Work instructions >>
Could you write out every entry exactly as it stands?

Source records >>
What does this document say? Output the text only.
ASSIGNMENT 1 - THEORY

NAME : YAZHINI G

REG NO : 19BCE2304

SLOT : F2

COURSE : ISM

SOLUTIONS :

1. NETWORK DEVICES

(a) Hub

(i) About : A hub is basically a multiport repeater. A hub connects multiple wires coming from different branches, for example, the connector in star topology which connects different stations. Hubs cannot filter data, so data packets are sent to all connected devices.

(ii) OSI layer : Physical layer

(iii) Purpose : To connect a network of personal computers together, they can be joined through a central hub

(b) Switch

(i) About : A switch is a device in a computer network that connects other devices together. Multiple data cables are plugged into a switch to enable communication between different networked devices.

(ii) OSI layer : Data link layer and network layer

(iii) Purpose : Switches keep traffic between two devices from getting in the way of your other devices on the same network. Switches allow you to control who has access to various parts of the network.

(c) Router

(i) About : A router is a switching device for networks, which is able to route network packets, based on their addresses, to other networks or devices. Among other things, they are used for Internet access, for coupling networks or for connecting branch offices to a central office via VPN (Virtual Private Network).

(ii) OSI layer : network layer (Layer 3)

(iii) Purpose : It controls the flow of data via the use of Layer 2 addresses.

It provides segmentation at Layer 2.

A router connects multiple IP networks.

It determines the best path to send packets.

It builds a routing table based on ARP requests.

Answer to this problem >>
What does this document say? Output the text only.
ASSIGNMENT 1 - THEORY

NAME : YAZHINI G

REG NO : 19BCE2304

SLOT : F2

COURSE : ISM

SOLUTIONS :

1. NETWORK DEVICES

(a) Hub

(i) About : A hub is basically a multiport repeater. A hub connects multiple wires coming from different branches, for example, the connector in star topology which connects different stations. Hubs cannot filter data, so data packets are sent to all connected devices.

(ii) OSI layer : Physical layer

(iii) Purpose : To connect a network of personal computers together, they can be joined through a central hub

(b) Switch

(i) About : A switch is a device in a computer network that connects other devices together. Multiple data cables are plugged into a switch to enable communication between different networked devices.

(ii) OSI layer : Data link layer and network layer

(iii) Purpose : Switches keep traffic between two devices from getting in the way of your other devices on the same network. Switches allow you to control who has access to various parts of the network.

(c) Router

(i) About : A router is a switching device for networks, which is able to route network packets, based on their addresses, to other networks or devices. Among other things, they are used for Internet access, for coupling networks or for connecting branch offices to a central office via VPN (Virtual Private Network).

(ii) OSI layer : network layer (Layer 3)

(iii) Purpose : It controls the flow of data via the use of Layer 2 addresses.

It provides segmentation at Layer 2.

A router connects multiple IP networks.

It determines the best path to send packets.

It builds a routing table based on ARP requests.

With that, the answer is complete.